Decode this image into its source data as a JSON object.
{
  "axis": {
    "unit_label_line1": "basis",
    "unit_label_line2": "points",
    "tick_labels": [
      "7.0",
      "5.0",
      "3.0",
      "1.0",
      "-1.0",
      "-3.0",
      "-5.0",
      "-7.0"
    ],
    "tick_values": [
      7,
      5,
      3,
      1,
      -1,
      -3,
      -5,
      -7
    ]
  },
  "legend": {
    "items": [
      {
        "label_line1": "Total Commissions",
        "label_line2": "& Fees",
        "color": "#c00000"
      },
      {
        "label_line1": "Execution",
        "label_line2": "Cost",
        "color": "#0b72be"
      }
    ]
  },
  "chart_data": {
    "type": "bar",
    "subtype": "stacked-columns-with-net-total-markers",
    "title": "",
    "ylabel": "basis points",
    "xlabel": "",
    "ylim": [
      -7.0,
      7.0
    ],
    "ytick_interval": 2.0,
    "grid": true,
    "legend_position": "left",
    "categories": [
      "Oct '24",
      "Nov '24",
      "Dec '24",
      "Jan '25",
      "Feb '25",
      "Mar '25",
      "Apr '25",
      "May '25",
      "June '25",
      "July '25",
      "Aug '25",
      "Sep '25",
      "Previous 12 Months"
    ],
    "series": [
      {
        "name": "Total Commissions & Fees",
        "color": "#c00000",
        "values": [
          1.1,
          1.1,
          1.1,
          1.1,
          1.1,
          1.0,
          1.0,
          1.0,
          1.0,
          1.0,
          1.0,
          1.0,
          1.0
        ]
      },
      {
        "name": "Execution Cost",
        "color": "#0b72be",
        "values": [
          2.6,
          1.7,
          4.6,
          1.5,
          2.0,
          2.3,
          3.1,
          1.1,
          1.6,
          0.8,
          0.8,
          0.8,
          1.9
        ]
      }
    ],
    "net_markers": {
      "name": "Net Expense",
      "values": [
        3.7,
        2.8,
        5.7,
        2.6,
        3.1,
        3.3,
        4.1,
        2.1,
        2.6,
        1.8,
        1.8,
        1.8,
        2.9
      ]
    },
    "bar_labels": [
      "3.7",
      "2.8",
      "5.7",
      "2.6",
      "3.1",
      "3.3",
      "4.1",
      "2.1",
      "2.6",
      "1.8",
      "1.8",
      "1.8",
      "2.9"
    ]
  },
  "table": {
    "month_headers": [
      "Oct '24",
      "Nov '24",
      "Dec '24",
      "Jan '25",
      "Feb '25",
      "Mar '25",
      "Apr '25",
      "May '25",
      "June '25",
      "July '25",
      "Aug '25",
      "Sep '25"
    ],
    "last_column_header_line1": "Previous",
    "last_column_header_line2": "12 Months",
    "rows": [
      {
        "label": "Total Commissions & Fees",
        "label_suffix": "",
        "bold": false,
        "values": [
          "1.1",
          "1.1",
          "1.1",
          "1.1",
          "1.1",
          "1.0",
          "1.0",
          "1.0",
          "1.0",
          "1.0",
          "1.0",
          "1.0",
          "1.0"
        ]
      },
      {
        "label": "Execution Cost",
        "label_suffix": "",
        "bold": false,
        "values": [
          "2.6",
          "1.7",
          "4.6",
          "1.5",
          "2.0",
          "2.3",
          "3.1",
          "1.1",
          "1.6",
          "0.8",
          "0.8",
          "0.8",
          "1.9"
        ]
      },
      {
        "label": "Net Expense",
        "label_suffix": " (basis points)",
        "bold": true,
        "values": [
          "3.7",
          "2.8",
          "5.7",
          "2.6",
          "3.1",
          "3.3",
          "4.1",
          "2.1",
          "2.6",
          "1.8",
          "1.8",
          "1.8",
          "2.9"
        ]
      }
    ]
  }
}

------------------------------------------------------------

## Aim of the task:
Determine how many lines include the word "points" and report that number by itself.

## Solution to this problem:
3